>> BEGIN DATA ROWS
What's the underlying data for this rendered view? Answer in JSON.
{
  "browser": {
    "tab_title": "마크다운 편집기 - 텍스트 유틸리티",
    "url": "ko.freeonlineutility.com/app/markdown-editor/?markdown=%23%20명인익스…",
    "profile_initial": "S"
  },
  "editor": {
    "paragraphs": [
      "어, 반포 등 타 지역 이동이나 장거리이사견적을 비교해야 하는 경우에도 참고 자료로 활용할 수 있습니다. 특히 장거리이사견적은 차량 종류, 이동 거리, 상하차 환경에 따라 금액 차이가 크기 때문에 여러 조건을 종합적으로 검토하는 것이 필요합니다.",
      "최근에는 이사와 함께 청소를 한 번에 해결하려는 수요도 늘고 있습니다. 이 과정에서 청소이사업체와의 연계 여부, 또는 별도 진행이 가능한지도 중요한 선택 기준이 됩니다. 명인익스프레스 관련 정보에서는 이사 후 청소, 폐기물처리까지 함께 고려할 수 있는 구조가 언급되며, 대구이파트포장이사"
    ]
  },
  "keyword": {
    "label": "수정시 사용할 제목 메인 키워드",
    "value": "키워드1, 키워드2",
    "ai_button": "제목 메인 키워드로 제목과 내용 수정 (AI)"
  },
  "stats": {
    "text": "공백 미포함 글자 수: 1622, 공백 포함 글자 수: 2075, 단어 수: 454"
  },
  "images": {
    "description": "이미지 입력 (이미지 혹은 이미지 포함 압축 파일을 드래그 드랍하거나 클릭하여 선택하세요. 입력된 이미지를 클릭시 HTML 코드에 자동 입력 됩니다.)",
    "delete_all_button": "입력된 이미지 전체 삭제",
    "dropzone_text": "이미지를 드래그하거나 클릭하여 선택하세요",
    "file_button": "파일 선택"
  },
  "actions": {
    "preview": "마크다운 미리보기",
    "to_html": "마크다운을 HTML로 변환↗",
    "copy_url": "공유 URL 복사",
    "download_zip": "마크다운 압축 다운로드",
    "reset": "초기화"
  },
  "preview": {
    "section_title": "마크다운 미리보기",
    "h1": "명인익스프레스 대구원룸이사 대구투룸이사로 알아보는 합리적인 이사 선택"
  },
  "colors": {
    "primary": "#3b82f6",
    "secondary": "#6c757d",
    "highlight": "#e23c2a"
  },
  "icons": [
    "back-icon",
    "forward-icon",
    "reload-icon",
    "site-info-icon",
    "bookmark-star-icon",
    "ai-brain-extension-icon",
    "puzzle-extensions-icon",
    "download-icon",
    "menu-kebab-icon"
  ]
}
>> END DATA ROWS
YOUR GOAL — Give the count of lines holding the word "이미지를" and nothing more.

RESPONSE TO THE EXERCISE — 2